# [WHAT IS ASKED]
Exactly reproduce each entry, leaving out nothing.

Dataset records:
/---

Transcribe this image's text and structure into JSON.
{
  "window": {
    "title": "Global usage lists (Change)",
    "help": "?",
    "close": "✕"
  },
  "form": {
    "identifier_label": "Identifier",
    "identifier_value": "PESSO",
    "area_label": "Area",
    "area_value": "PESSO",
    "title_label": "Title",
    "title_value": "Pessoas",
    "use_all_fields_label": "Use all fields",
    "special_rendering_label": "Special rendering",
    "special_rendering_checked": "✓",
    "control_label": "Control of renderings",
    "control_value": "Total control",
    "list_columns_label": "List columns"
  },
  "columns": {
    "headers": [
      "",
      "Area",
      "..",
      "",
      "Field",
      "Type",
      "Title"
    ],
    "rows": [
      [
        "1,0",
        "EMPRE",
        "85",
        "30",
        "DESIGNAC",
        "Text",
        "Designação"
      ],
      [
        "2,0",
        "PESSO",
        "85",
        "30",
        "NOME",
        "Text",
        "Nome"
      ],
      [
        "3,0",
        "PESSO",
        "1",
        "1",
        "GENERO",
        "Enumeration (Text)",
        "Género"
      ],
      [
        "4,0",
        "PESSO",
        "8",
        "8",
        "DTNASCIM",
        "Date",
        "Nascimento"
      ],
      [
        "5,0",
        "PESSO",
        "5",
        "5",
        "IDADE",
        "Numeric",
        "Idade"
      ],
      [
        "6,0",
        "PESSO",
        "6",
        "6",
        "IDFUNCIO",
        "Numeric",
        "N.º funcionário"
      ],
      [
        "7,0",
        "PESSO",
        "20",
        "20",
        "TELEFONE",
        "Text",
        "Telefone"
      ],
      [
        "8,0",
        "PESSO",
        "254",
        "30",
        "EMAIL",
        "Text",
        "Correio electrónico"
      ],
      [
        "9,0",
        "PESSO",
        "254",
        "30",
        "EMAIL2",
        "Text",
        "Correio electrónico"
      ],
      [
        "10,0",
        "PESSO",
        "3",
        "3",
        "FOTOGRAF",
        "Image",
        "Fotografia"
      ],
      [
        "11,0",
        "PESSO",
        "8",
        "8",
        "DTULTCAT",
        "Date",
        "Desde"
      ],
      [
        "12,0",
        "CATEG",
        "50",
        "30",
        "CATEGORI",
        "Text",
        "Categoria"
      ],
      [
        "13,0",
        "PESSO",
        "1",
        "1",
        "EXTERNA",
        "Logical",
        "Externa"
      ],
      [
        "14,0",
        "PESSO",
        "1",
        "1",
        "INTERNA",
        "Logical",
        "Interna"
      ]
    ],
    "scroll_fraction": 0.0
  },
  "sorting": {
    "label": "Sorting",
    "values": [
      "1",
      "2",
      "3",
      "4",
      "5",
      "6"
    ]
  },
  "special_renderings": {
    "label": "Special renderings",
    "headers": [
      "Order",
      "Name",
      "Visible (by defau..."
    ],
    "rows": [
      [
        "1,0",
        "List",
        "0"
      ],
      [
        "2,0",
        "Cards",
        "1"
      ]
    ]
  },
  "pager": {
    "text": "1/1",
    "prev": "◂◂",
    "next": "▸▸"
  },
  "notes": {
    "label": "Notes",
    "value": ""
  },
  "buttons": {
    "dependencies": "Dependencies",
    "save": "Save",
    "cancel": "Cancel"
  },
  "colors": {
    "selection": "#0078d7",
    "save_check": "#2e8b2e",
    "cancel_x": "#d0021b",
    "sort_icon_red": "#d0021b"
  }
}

\---

# [REPLY]
Transcribe this image's text and structure into JSON.
{
  "window": {
    "title": "Global usage lists (Change)",
    "help": "?",
    "close": "✕"
  },
  "form": {
    "identifier_label": "Identifier",
    "identifier_value": "PESSO",
    "area_label": "Area",
    "area_value": "PESSO",
    "title_label": "Title",
    "title_value": "Pessoas",
    "use_all_fields_label": "Use all fields",
    "special_rendering_label": "Special rendering",
    "special_rendering_checked": "✓",
    "control_label": "Control of renderings",
    "control_value": "Total control",
    "list_columns_label": "List columns"
  },
  "columns": {
    "headers": [
      "",
      "Area",
      "..",
      "",
      "Field",
      "Type",
      "Title"
    ],
    "rows": [
      [
        "1,0",
        "EMPRE",
        "85",
        "30",
        "DESIGNAC",
        "Text",
        "Designação"
      ],
      [
        "2,0",
        "PESSO",
        "85",
        "30",
        "NOME",
        "Text",
        "Nome"
      ],
      [
        "3,0",
        "PESSO",
        "1",
        "1",
        "GENERO",
        "Enumeration (Text)",
        "Género"
      ],
      [
        "4,0",
        "PESSO",
        "8",
        "8",
        "DTNASCIM",
        "Date",
        "Nascimento"
      ],
      [
        "5,0",
        "PESSO",
        "5",
        "5",
        "IDADE",
        "Numeric",
        "Idade"
      ],
      [
        "6,0",
        "PESSO",
        "6",
        "6",
        "IDFUNCIO",
        "Numeric",
        "N.º funcionário"
      ],
      [
        "7,0",
        "PESSO",
        "20",
        "20",
        "TELEFONE",
        "Text",
        "Telefone"
      ],
      [
        "8,0",
        "PESSO",
        "254",
        "30",
        "EMAIL",
        "Text",
        "Correio electrónico"
      ],
      [
        "9,0",
        "PESSO",
        "254",
        "30",
        "EMAIL2",
        "Text",
        "Correio electrónico"
      ],
      [
        "10,0",
        "PESSO",
        "3",
        "3",
        "FOTOGRAF",
        "Image",
        "Fotografia"
      ],
      [
        "11,0",
        "PESSO",
        "8",
        "8",
        "DTULTCAT",
        "Date",
        "Desde"
      ],
      [
        "12,0",
        "CATEG",
        "50",
        "30",
        "CATEGORI",
        "Text",
        "Categoria"
      ],
      [
        "13,0",
        "PESSO",
        "1",
        "1",
        "EXTERNA",
        "Logical",
        "Externa"
      ],
      [
        "14,0",
        "PESSO",
        "1",
        "1",
        "INTERNA",
        "Logical",
        "Interna"
      ]
    ],
    "scroll_fraction": 0.0
  },
  "sorting": {
    "label": "Sorting",
    "values": [
      "1",
      "2",
      "3",
      "4",
      "5",
      "6"
    ]
  },
  "special_renderings": {
    "label": "Special renderings",
    "headers": [
      "Order",
      "Name",
      "Visible (by defau..."
    ],
    "rows": [
      [
        "1,0",
        "List",
        "0"
      ],
      [
        "2,0",
        "Cards",
        "1"
      ]
    ]
  },
  "pager": {
    "text": "1/1",
    "prev": "◂◂",
    "next": "▸▸"
  },
  "notes": {
    "label": "Notes",
    "value": ""
  },
  "buttons": {
    "dependencies": "Dependencies",
    "save": "Save",
    "cancel": "Cancel"
  },
  "colors": {
    "selection": "#0078d7",
    "save_check": "#2e8b2e",
    "cancel_x": "#d0021b",
    "sort_icon_red": "#d0021b"
  }
}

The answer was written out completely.